++++ Records to use ++++

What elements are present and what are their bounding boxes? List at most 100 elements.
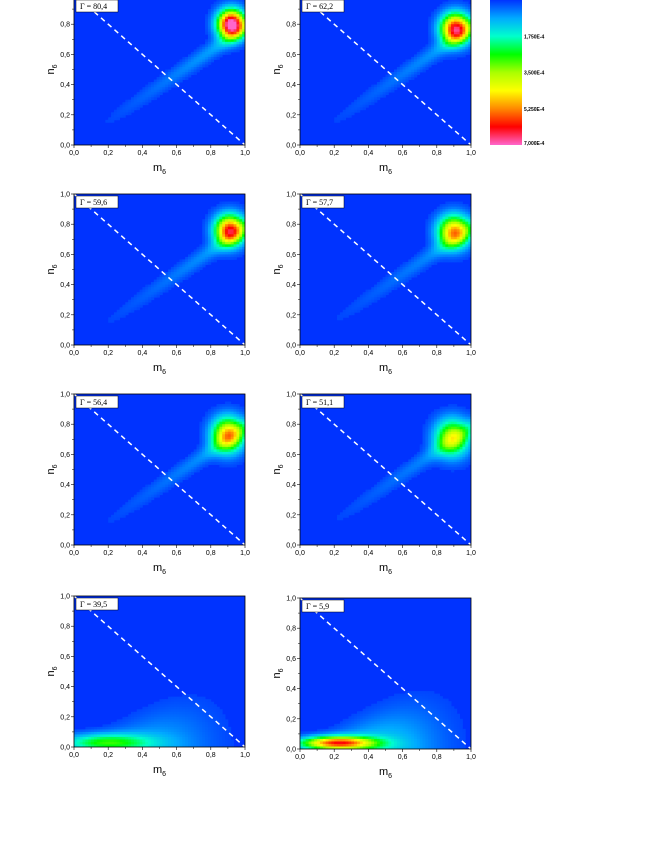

++++
++++ Records to use ++++

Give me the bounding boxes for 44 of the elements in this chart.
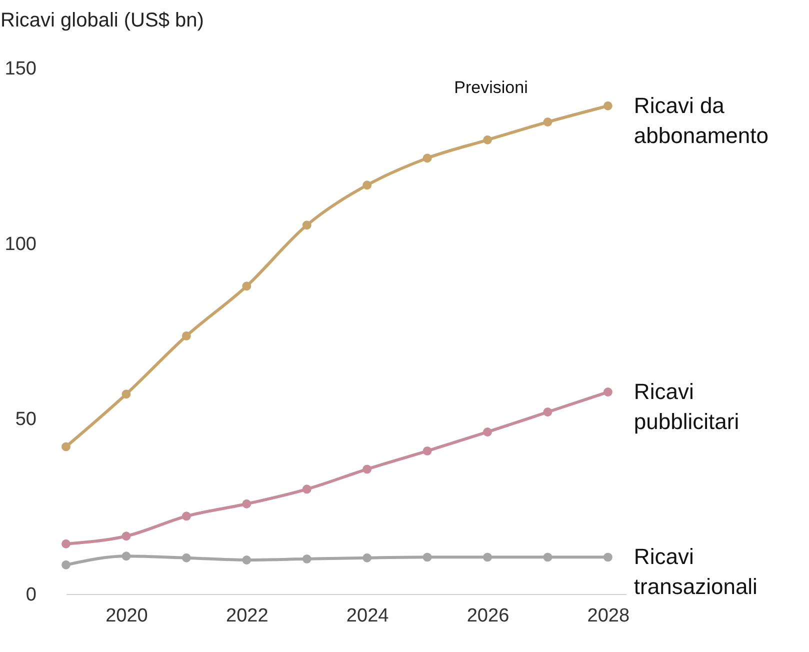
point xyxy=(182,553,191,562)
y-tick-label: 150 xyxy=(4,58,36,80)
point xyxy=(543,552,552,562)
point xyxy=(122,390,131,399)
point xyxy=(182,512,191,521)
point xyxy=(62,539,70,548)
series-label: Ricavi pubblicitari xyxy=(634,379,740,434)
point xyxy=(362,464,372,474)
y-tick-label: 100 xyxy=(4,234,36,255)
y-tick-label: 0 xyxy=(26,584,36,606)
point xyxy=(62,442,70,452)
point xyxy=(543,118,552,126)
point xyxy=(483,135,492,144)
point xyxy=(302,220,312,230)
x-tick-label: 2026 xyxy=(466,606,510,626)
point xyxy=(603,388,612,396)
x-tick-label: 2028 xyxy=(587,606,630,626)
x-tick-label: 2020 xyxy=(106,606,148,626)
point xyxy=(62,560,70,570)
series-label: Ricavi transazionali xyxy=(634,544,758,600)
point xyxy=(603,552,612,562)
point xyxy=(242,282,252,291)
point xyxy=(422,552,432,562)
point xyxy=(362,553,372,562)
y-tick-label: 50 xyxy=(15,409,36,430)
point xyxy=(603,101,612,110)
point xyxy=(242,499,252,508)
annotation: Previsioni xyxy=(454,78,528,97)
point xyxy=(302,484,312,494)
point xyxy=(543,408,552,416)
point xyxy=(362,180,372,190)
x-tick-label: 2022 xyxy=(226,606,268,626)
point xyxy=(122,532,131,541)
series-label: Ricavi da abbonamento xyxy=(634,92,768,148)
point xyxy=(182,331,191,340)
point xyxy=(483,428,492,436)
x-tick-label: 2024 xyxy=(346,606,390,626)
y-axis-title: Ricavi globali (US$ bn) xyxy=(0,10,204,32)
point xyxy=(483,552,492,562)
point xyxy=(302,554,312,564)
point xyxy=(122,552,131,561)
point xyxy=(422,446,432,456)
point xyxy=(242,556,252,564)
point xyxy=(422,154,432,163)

++++

● Aim of the task: Express the data from the line containing "Give me the" down to the line containing "point xyxy=(483,135,492,144)" as a two-column CSV with the headers input and output. Give one row per entry, put each field in quotes with line breaks turned into spaces, and leave the pictures out.

● Exercise result:
input,output
"Give me the bounding boxes for 44 of the elements in this chart.","point xyxy=(182,553,191,562) y-tick-label: 150 xyxy=(4,58,36,80) point xyxy=(543,552,552,562) point xyxy=(122,390,131,399) point xyxy=(182,512,191,521) point xyxy=(62,539,70,548) series-label: Ricavi pubblicitari xyxy=(634,379,740,434) point xyxy=(362,464,372,474) y-tick-label: 100 xyxy=(4,234,36,255) y-tick-label: 0 xyxy=(26,584,36,606) point xyxy=(62,442,70,452) point xyxy=(543,118,552,126) point xyxy=(483,135,492,144)"